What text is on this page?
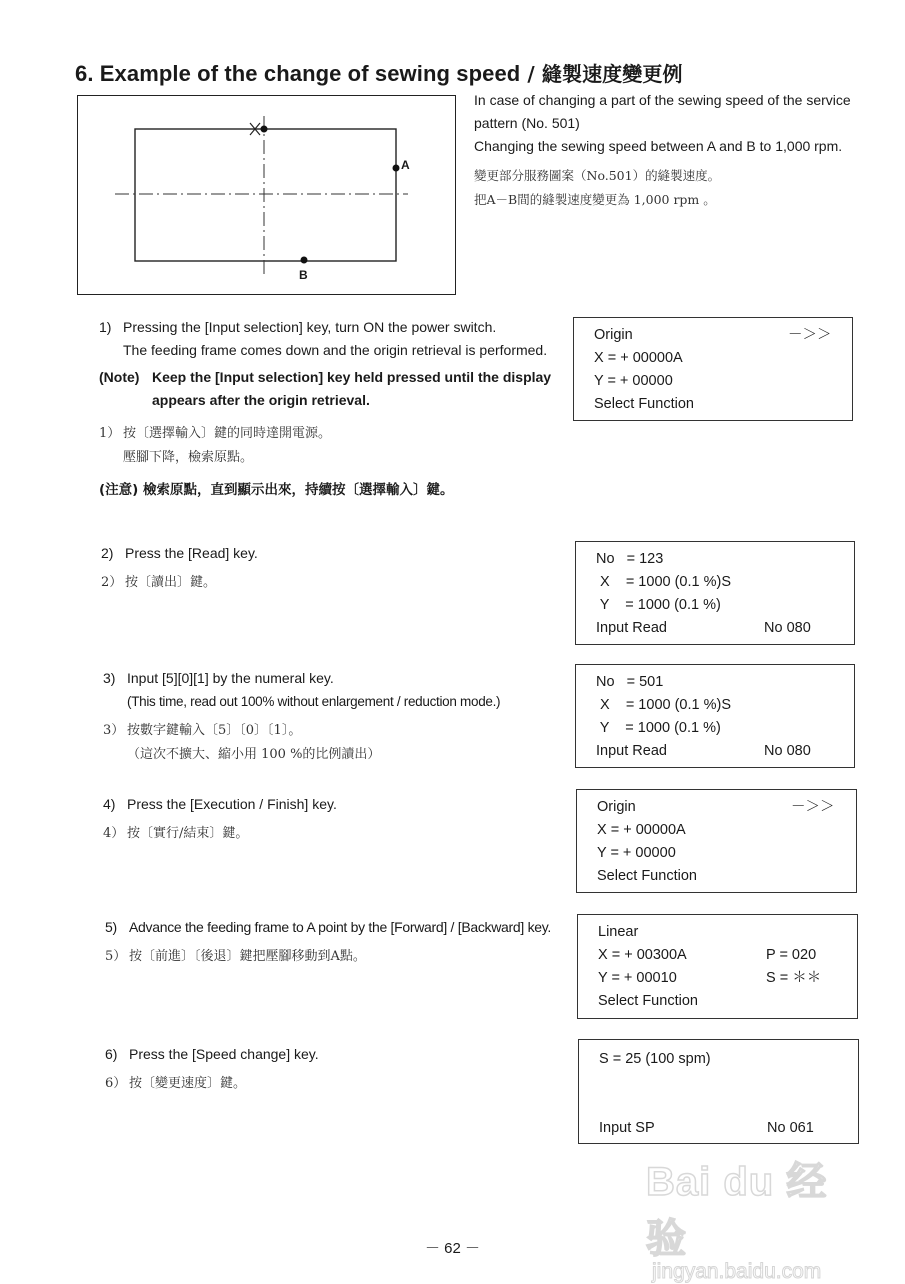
6. Example of the change of sewing speed / 縫製速度變更例
A
B
In case of changing a part of the sewing speed of the service pattern (No. 501)
Changing the sewing speed between A and B to 1,000 rpm.
變更部分服務圖案（No.501）的縫製速度。
把A－B間的縫製速度變更為 1,000 rpm 。
1) Pressing the [Input selection] key, turn ON the power switch.
The feeding frame comes down and the origin retrieval is performed.
(Note) Keep the [Input selection] key held pressed until the display appears after the origin retrieval.
1） 按〔選擇輸入〕鍵的同時達開電源。
壓腳下降，檢索原點。
(注意) 檢索原點，直到顯示出來，持續按〔選擇輸入〕鍵。
Origin	－＞＞
X = + 00000A
Y = + 00000
Select Function
2) Press the [Read] key.
2） 按〔讀出〕鍵。
No   = 123
X    = 1000 (0.1 %)S
Y    = 1000 (0.1 %)
Input Read	No 080
3) Input [5][0][1] by the numeral key.
(This time, read out 100% without enlargement / reduction mode.)
3） 按數字鍵輸入〔5〕〔0〕〔1〕。
（這次不擴大、縮小用 100 %的比例讀出）
No   = 501
X    = 1000 (0.1 %)S
Y    = 1000 (0.1 %)
Input Read	No 080
4) Press the [Execution / Finish] key.
4） 按〔實行/結束〕鍵。
Origin	－＞＞
X = + 00000A
Y = + 00000
Select Function
5) Advance the feeding frame to A point by the [Forward] / [Backward] key.
5） 按〔前進〕〔後退〕鍵把壓腳移動到A點。
Linear
X = + 00300A	P = 020
Y = + 00010	S = ＊＊
Select Function
6) Press the [Speed change] key.
6） 按〔變更速度〕鍵。
S = 25 (100 spm)
Input SP	No 061
Bai du 经验
jingyan.baidu.com
－ 62 －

++++

#### [TASK BRIEF]
Leave out the pictures and print each record exactly as it stands.

#### [OUTPUT]
What text is on this page?
6. Example of the change of sewing speed / 縫製速度變更例
A
B
In case of changing a part of the sewing speed of the service pattern (No. 501)
Changing the sewing speed between A and B to 1,000 rpm.
變更部分服務圖案（No.501）的縫製速度。
把A－B間的縫製速度變更為 1,000 rpm 。
1) Pressing the [Input selection] key, turn ON the power switch.
The feeding frame comes down and the origin retrieval is performed.
(Note) Keep the [Input selection] key held pressed until the display appears after the origin retrieval.
1） 按〔選擇輸入〕鍵的同時達開電源。
壓腳下降，檢索原點。
(注意) 檢索原點，直到顯示出來，持續按〔選擇輸入〕鍵。
Origin	－＞＞
X = + 00000A
Y = + 00000
Select Function
2) Press the [Read] key.
2） 按〔讀出〕鍵。
No   = 123
X    = 1000 (0.1 %)S
Y    = 1000 (0.1 %)
Input Read	No 080
3) Input [5][0][1] by the numeral key.
(This time, read out 100% without enlargement / reduction mode.)
3） 按數字鍵輸入〔5〕〔0〕〔1〕。
（這次不擴大、縮小用 100 %的比例讀出）
No   = 501
X    = 1000 (0.1 %)S
Y    = 1000 (0.1 %)
Input Read	No 080
4) Press the [Execution / Finish] key.
4） 按〔實行/結束〕鍵。
Origin	－＞＞
X = + 00000A
Y = + 00000
Select Function
5) Advance the feeding frame to A point by the [Forward] / [Backward] key.
5） 按〔前進〕〔後退〕鍵把壓腳移動到A點。
Linear
X = + 00300A	P = 020
Y = + 00010	S = ＊＊
Select Function
6) Press the [Speed change] key.
6） 按〔變更速度〕鍵。
S = 25 (100 spm)
Input SP	No 061
Bai du 经验
jingyan.baidu.com
－ 62 －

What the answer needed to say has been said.